Extracted data entries
|---|

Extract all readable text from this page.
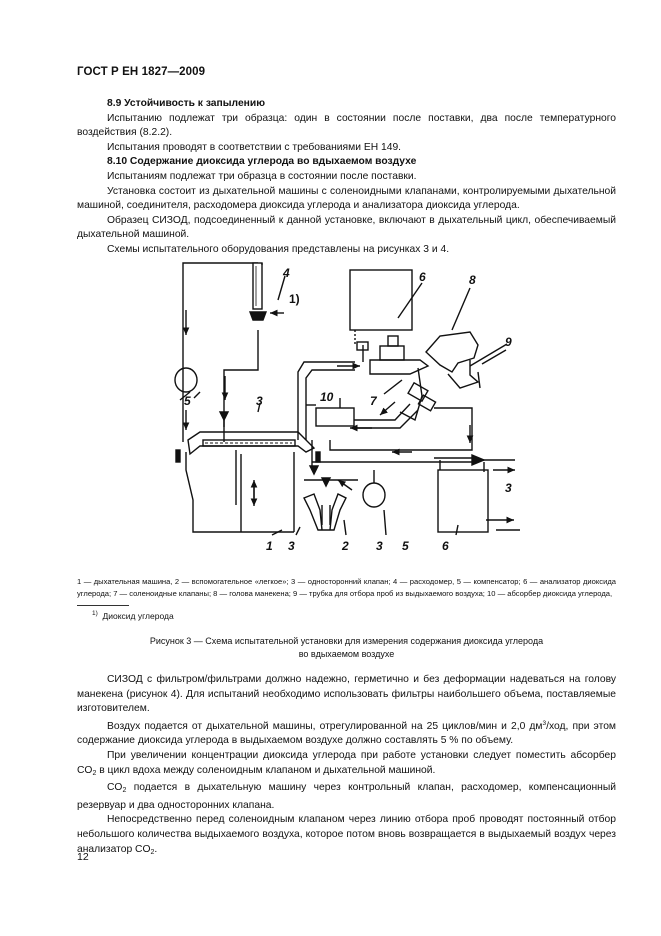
ГОСТ Р ЕН 1827—2009

8.9 Устойчивость к запылению

Испытанию подлежат три образца: один в состоянии после поставки, два после температурного воздействия (8.2.2).

Испытания проводят в соответствии с требованиями ЕН 149.

8.10 Содержание диоксида углерода во вдыхаемом воздухе

Испытаниям подлежат три образца в состоянии после поставки.

Установка состоит из дыхательной машины с соленоидными клапанами, контролируемыми дыхательной машиной, соединителя, расходомера диоксида углерода и анализатора диоксида углерода.

Образец СИЗОД, подсоединенный к данной установке, включают в дыхательный цикл, обеспечиваемый дыхательной машиной.

Схемы испытательного оборудования представлены на рисунках 3 и 4.

4
1)
6	8
9
5	3	10	7
3
1 3	2 3 5	6
1 — дыхательная машина, 2 — вспомогательное «легкое»; 3 — односторонний клапан; 4 — расходомер, 5 — компенсатор; 6 — анализатор диоксида углерода; 7 — соленоидные клапаны; 8 — голова манекена; 9 — трубка для отбора проб из выдыхаемого воздуха; 10 — абсорбер диоксида углерода,
$^{1)}$ Диоксид углерода
Рисунок 3 — Схема испытательной установки для измерения содержания диоксида углерода
во вдыхаемом воздухе

СИЗОД с фильтром/фильтрами должно надежно, герметично и без деформации надеваться на голову манекена (рисунок 4). Для испытаний необходимо использовать фильтры наибольшего объема, поставляемые изготовителем.

Воздух подается от дыхательной машины, отрегулированной на 25 циклов/мин и 2,0 $дм^3$/ход, при этом содержание диоксида углерода в выдыхаемом воздухе должно составлять 5 % по объему.

При увеличении концентрации диоксида углерода при работе установки следует поместить абсорбер $CO_2$ в цикл вдоха между соленоидным клапаном и дыхательной машиной.

$CO_2$ подается в дыхательную машину через контрольный клапан, расходомер, компенсационный резервуар и два односторонних клапана.

Непосредственно перед соленоидным клапаном через линию отбора проб проводят постоянный отбор небольшого количества выдыхаемого воздуха, которое потом вновь возвращается в выдыхаемый воздух через анализатор $CO_2$.

12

|---|

# The exercise
Copy out the lines in which the string "проб" appears.

# Final result
1 — дыхательная машина, 2 — вспомогательное «легкое»; 3 — односторонний клапан; 4 — расходомер, 5 — компенсатор; 6 — анализатор диоксида углерода; 7 — соленоидные клапаны; 8 — голова манекена; 9 — трубка для отбора проб из выдыхаемого воздуха; 10 — абсорбер диоксида углерода,
Непосредственно перед соленоидным клапаном через линию отбора проб проводят постоянный отбор небольшого количества выдыхаемого воздуха, которое потом вновь возвращается в выдыхаемый воздух через анализатор $CO_2$.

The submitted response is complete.